Task instructions — Keep the wording of each record exactly the same when you repeat it, and leave out pictures.

Records for the exercise —

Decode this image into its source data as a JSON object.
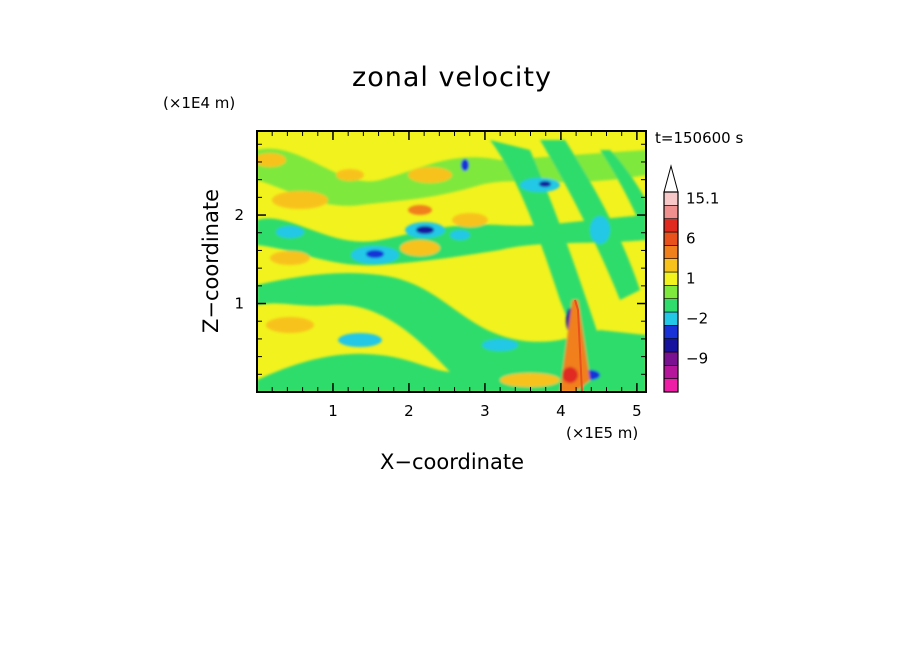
{
  "chart_data": {
    "type": "heatmap",
    "title": "zonal velocity",
    "xlabel": "X−coordinate",
    "ylabel": "Z−coordinate",
    "x_unit": "(×1E5 m)",
    "y_unit": "(×1E4 m)",
    "time_label": "t=150600 s",
    "xlim": [
      0,
      5.12
    ],
    "ylim": [
      0,
      2.95
    ],
    "x_ticks": [
      1,
      2,
      3,
      4,
      5
    ],
    "y_ticks": [
      1,
      2
    ],
    "x_tick_labels": [
      "1",
      "2",
      "3",
      "4",
      "5"
    ],
    "y_tick_labels": [
      "1",
      "2"
    ],
    "colorbar": {
      "levels": [
        -15,
        -12,
        -9,
        -6,
        -4,
        -2,
        -1,
        0,
        1,
        2,
        4,
        6,
        9,
        12,
        15.1
      ],
      "colors": [
        "#ee1ea6",
        "#b4159a",
        "#7a1190",
        "#18139e",
        "#1932d8",
        "#22c8e6",
        "#2fdc6c",
        "#7fe83c",
        "#f2f21e",
        "#f8c21c",
        "#f07f1e",
        "#e8501c",
        "#e02a20",
        "#f0908e",
        "#f8c8c8"
      ],
      "tick_labels": [
        "15.1",
        "6",
        "1",
        "−2",
        "−9"
      ],
      "tick_values": [
        15.1,
        6,
        1,
        -2,
        -9
      ]
    }
  }
}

The result —
Decode this image into its source data as a JSON object.
{
  "chart_data": {
    "type": "heatmap",
    "title": "zonal velocity",
    "xlabel": "X−coordinate",
    "ylabel": "Z−coordinate",
    "x_unit": "(×1E5 m)",
    "y_unit": "(×1E4 m)",
    "time_label": "t=150600 s",
    "xlim": [
      0,
      5.12
    ],
    "ylim": [
      0,
      2.95
    ],
    "x_ticks": [
      1,
      2,
      3,
      4,
      5
    ],
    "y_ticks": [
      1,
      2
    ],
    "x_tick_labels": [
      "1",
      "2",
      "3",
      "4",
      "5"
    ],
    "y_tick_labels": [
      "1",
      "2"
    ],
    "colorbar": {
      "levels": [
        -15,
        -12,
        -9,
        -6,
        -4,
        -2,
        -1,
        0,
        1,
        2,
        4,
        6,
        9,
        12,
        15.1
      ],
      "colors": [
        "#ee1ea6",
        "#b4159a",
        "#7a1190",
        "#18139e",
        "#1932d8",
        "#22c8e6",
        "#2fdc6c",
        "#7fe83c",
        "#f2f21e",
        "#f8c21c",
        "#f07f1e",
        "#e8501c",
        "#e02a20",
        "#f0908e",
        "#f8c8c8"
      ],
      "tick_labels": [
        "15.1",
        "6",
        "1",
        "−2",
        "−9"
      ],
      "tick_values": [
        15.1,
        6,
        1,
        -2,
        -9
      ]
    }
  }
}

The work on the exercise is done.